- _What to work on_
Look through the data below and count each line where the word "letter" appears. Reply with the count alone.

— Begin Data lines —

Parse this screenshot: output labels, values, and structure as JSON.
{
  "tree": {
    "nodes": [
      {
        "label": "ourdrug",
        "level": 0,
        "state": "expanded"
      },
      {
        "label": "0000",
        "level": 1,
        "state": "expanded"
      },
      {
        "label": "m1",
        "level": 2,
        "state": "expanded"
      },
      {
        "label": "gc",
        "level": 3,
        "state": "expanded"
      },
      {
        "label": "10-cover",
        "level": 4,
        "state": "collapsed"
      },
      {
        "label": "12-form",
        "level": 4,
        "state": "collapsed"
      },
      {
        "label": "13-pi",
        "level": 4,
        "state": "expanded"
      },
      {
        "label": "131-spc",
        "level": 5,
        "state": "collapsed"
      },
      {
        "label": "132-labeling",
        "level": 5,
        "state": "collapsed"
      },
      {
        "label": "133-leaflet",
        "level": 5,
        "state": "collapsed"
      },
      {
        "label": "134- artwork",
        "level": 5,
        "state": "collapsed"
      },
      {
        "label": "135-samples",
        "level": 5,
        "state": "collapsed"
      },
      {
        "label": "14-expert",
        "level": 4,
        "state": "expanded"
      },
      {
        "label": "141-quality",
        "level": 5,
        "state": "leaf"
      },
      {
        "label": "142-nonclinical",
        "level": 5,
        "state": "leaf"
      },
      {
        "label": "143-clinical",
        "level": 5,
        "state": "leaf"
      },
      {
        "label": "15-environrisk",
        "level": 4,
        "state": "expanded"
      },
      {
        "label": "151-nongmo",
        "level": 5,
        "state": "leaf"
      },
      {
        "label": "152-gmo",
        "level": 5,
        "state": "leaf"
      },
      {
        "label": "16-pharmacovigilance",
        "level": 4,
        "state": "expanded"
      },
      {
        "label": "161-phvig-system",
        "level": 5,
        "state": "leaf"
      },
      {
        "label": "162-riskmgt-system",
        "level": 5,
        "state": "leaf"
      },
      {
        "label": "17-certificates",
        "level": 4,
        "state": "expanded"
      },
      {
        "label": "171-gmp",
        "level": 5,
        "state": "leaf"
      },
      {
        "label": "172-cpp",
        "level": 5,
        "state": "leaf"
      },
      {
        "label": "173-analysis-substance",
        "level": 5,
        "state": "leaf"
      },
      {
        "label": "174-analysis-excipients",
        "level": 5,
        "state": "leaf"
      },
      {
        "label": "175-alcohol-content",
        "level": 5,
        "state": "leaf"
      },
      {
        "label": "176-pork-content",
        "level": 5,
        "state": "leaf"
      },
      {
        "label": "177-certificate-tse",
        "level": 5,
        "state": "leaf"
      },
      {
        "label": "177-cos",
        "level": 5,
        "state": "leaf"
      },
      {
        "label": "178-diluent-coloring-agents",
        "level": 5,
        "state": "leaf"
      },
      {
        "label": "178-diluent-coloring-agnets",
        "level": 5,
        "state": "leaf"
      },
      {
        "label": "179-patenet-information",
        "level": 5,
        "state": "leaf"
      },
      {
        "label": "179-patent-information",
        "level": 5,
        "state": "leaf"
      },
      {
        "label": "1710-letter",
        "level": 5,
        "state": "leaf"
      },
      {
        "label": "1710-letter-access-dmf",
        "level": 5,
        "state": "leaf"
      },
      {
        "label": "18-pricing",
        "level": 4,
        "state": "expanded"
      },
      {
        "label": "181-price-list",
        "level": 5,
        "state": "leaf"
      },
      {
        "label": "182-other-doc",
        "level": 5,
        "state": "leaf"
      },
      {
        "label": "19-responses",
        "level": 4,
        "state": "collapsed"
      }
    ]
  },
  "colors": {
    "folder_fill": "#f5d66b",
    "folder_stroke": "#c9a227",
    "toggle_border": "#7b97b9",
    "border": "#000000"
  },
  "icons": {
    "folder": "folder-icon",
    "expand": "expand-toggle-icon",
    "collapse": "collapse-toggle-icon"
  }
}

— End Data lines —

- _Solution for this problem_
2